Texte cité:

_ _ _ _ _

Quand des travailleurs sans-papiers algériens et la mosquée de Paris sauvaient des juifs persécutés

mardi 20 mars 2018.
 

En 2008, nous avions mis en ligne un petit article extrait d’un site berbère sur cette question (ci-dessous texte 1 et adresse URL portée en source).

Un film sort en salle fin septembre 2011 sur ce sujet : Les hommes libres (réalisé par Ismaël Ferroukhi). Texte 2 et 3 ci-dessous.

Le Nouvel Observateur n° 2448 (22 au 28 septembre 2011) publie un long entretien de 3 pages avec l’excellent historien Benjamin Stora qui apporte des précisions très intéressantes sur cette action de travailleurs algériens sans-papiers durant la seconde guerre mondiale pour sauver des juifs (ci-dessous courts extraits Texte 4).

4) Quand la mosquée de Paris sauvait des juifs (entretien avec Benjamin Stora)

Ces travailleurs immigrés, souvent illettrés, toujours maltraités, constamment humiliés, ont eu une dignité que beaucoup de "bons français" ont piétinée. Ils sont restés des hommes, simplement des hommes mais hautement des hommes

En 1939, ces Algériens en France étaient près de 100000... Sur le plan statistique, ils n’existaient pas. Main d’oeuvre non qualifiée, écrasée socialement, au bas de l’échelle, c’étaient tous des paysans jetés dans l’univers industriel sans rien connaître des codes urbains. Ils habitaient, dans des conditions très misérables, des "garnis"...

Quel était donc leur moyen d’exister, comme hommes ?

La lutte politique et syndicale. D’où l’importance d’une organisation créée en 1926, l’Etoile nord-africaine... Ce mouvement politique a participé aux grèves du Front populaire.

Ces hommes ainsi niés par l’Etat français, pourquoi s’engagent-ils contre les Allemands ?

Leurs motifs ne sont pas patriotiques ! Ils se situent dans une matrice politique et culturelle qui est celle du syndicalisme et du socialisme... La majorité des immigrés de cette époque, Polonais, Italiens, Espagnols, rejoignent le PC, via la MOI, l’Affiche rouge... Pas les Algériens... Messali Hadj, le principal leader indépendantiste de l’époque, était proche du POUM espagnol, donc, aux yeux des communistes quasiment un ennemi... Messali Hadj était contre Vichy. Il a d’ailleurs écopé en 1941de seize ans de travaux forcés... pour avoir refusé la collaboration.

L’un des aspects les plus étonnants du film, c’est la bienveillance dont fait preuve le recteur de la mosquée de Paris envers les juifs

... Qu’est-ce qui s’est passé pour les juifs séfarades à Paris en 1940 1941 ? La plupart parlaient arabe... Il était tentant de se faire passer pour des mahométans pour échapper aux rafles et aux arrestations...

Guerre d’Espagne (1936-1939) : 500 Algériens ont combattu au sein des Brigades internationales contre le fascisme

3) Une vision méconnue de Paris occupé

Pour son deuxième long métrage, le Franco-Marocain Ismaël Ferroukhi met au jour 
les activités secrètes de la grande mosquée de Paris en 1942. Les Hommes libres, d’Ismaël Ferroukhi. France, 1h50.

_ _ _ _ _

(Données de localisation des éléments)
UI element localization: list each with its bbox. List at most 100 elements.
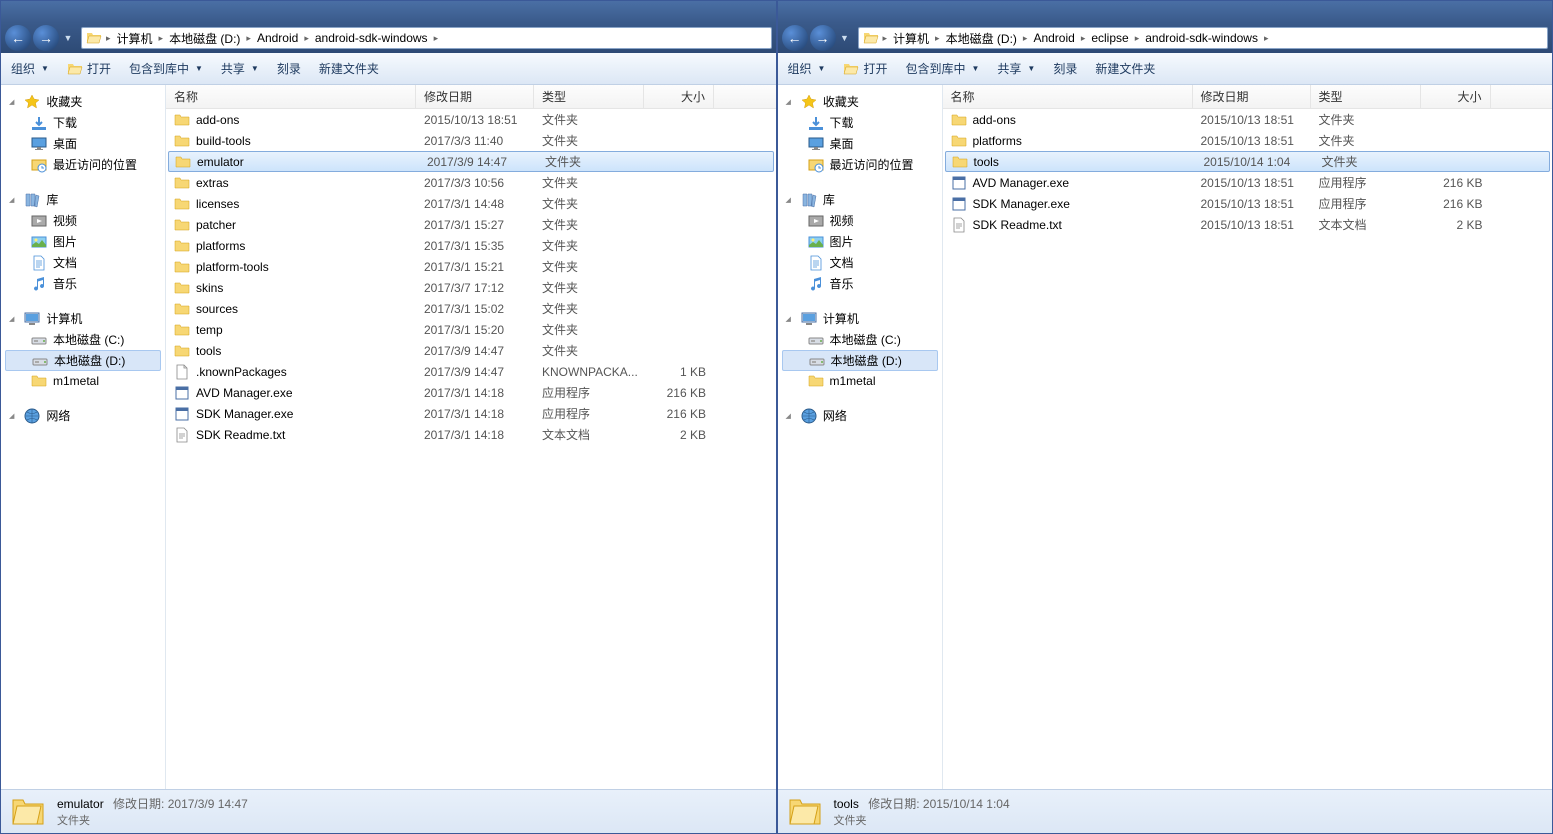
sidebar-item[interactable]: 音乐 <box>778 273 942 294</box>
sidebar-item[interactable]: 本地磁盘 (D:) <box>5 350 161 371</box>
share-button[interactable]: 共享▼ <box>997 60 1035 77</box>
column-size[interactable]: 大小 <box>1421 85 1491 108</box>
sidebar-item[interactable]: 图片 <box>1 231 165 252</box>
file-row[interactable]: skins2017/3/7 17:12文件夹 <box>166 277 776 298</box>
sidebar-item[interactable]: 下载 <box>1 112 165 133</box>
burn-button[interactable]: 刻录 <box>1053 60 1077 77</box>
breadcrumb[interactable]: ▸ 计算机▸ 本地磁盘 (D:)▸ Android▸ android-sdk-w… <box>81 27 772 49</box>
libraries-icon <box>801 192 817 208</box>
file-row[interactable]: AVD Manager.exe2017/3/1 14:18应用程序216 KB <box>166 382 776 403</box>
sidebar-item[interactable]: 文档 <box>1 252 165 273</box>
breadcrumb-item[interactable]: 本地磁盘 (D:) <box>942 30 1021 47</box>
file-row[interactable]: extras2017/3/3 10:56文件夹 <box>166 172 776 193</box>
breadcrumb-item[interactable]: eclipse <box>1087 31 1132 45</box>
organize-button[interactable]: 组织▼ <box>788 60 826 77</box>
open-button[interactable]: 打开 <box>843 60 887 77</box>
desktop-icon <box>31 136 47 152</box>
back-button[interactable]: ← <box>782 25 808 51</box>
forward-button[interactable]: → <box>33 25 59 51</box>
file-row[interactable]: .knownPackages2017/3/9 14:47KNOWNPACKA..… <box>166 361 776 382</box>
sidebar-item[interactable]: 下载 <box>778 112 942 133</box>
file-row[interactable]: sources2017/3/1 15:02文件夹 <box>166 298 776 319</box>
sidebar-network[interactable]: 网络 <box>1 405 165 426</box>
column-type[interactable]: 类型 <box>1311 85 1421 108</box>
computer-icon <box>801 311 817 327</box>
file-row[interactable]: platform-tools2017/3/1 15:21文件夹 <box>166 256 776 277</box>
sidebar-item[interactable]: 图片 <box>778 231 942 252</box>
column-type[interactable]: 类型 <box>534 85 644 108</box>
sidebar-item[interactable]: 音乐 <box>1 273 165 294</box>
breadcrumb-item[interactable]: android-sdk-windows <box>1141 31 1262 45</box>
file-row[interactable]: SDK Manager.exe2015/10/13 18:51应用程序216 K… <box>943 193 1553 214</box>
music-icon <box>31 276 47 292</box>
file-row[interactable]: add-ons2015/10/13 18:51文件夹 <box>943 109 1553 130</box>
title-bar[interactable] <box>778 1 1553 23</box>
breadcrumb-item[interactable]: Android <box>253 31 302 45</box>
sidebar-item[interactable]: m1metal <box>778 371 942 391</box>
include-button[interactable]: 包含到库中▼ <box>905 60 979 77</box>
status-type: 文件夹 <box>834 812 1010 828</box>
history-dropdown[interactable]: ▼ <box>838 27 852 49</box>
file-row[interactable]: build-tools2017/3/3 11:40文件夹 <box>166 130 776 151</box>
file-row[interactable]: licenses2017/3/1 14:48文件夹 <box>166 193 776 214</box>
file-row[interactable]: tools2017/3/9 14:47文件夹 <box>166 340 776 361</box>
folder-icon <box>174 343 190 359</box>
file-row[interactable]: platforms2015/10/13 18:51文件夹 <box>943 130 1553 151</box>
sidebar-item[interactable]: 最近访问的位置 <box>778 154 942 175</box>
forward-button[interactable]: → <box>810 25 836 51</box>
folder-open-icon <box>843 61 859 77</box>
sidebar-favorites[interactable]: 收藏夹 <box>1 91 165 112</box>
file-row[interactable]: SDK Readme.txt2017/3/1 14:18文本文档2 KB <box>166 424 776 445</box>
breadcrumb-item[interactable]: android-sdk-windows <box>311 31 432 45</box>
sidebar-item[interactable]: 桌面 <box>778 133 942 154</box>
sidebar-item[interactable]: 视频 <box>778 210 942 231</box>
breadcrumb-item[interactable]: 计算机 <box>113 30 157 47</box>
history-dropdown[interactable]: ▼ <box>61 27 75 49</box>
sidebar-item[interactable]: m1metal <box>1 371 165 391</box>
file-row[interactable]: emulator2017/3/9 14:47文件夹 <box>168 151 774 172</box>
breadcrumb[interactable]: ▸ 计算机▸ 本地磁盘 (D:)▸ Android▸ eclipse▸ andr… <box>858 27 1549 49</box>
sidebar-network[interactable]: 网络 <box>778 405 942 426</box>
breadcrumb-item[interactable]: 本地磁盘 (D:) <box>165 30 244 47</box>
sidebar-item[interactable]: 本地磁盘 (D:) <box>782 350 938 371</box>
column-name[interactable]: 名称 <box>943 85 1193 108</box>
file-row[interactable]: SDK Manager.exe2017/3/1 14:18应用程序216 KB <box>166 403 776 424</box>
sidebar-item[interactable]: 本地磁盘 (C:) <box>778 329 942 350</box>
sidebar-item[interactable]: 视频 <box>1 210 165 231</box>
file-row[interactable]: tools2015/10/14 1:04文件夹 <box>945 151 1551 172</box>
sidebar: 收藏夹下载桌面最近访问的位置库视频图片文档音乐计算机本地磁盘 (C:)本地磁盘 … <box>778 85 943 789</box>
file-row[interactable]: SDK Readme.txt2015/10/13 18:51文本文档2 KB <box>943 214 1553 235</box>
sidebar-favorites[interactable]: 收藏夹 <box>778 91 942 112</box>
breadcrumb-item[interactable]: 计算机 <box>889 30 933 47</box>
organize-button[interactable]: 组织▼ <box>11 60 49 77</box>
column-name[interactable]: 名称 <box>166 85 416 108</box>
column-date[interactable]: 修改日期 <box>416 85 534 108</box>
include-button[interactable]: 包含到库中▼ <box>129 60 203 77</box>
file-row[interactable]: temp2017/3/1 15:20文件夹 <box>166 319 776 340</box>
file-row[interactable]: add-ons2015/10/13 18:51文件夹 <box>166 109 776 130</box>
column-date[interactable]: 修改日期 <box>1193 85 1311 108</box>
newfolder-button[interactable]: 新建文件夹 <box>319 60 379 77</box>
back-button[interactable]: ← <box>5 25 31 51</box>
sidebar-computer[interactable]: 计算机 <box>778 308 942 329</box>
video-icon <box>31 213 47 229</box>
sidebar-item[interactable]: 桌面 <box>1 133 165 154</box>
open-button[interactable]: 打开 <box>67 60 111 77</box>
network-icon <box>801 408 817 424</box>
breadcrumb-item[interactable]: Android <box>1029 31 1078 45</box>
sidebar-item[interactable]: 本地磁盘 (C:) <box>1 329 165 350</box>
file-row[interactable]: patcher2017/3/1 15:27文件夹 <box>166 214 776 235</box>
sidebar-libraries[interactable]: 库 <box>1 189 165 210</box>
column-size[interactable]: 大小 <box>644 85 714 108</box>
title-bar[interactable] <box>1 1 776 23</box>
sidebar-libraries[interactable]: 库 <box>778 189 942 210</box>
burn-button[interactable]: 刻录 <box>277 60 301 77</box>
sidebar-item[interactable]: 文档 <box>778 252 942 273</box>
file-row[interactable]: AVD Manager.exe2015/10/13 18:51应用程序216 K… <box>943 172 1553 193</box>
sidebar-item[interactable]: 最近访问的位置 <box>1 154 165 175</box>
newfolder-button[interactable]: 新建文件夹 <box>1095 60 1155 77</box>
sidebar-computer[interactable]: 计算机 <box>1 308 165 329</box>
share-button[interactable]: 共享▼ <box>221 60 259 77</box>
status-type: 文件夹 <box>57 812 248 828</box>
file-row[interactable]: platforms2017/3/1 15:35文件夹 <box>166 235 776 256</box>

_ _ _ _ _

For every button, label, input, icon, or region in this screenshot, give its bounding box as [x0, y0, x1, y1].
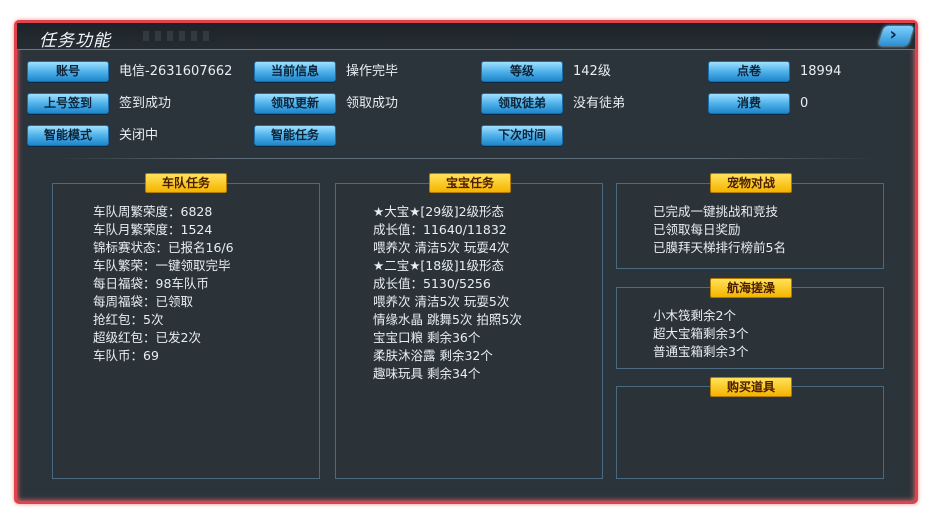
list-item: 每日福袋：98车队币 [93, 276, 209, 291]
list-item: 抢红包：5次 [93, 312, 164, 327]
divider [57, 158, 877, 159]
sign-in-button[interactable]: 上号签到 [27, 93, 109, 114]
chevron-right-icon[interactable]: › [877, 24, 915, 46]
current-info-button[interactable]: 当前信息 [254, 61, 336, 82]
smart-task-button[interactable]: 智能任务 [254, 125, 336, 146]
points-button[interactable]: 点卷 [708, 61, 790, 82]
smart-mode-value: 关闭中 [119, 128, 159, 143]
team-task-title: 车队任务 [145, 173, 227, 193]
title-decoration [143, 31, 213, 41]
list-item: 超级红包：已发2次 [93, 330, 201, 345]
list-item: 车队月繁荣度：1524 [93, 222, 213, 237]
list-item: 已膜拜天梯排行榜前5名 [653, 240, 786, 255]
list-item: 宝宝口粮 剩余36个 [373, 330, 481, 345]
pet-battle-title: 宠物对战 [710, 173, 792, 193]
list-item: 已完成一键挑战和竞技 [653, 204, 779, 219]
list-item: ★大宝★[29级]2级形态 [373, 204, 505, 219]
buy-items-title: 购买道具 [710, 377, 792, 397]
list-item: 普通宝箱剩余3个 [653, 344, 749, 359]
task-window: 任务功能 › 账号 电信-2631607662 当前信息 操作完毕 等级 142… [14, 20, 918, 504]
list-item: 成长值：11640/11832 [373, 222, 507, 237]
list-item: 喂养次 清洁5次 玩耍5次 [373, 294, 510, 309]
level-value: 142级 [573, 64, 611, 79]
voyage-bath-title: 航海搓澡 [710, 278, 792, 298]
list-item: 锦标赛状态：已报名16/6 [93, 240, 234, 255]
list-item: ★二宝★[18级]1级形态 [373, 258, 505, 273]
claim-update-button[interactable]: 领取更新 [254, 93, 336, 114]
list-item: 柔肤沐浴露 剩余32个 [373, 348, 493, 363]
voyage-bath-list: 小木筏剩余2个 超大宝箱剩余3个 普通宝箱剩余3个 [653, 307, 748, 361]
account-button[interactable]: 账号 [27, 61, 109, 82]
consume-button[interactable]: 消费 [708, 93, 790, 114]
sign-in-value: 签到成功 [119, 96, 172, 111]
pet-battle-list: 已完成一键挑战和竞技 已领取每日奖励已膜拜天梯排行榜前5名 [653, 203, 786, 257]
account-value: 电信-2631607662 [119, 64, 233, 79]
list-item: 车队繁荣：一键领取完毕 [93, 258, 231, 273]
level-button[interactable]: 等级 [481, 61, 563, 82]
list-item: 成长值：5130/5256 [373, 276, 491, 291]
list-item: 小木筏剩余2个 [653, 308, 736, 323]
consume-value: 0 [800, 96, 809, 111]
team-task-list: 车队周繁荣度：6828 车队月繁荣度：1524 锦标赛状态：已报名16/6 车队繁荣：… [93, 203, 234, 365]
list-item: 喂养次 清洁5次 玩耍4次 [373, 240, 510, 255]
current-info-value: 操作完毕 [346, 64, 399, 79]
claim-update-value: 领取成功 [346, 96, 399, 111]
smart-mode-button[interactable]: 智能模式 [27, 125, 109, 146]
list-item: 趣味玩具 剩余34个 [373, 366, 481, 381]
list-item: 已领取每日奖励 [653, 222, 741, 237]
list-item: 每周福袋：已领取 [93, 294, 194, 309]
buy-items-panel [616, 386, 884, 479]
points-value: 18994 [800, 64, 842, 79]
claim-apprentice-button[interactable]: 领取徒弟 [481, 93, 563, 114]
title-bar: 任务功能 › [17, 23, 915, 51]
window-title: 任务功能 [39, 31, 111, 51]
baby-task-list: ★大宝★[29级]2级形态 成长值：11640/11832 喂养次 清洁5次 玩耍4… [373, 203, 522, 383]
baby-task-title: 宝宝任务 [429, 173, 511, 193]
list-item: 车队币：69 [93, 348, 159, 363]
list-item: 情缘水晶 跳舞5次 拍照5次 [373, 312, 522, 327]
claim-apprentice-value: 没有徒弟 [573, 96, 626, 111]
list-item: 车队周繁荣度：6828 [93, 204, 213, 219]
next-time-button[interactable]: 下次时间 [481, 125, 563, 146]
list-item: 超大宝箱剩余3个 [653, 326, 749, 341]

_ _ _ _ _

Énoncé:
Répondez aux questions suivantes à l'aide du texte cité.
(a) Combien d'Algériens environ vivaient en France en 1939 ?
(b) En quelle année l'Étoile nord-africaine a-t-elle été créée ?
(c) Combien d'Algériens ont combattu dans les Brigades internationales pendant la guerre d'Espagne ?

Corrigé:
(a) Près de 100 000.
(b) En 1926.
(c) 500.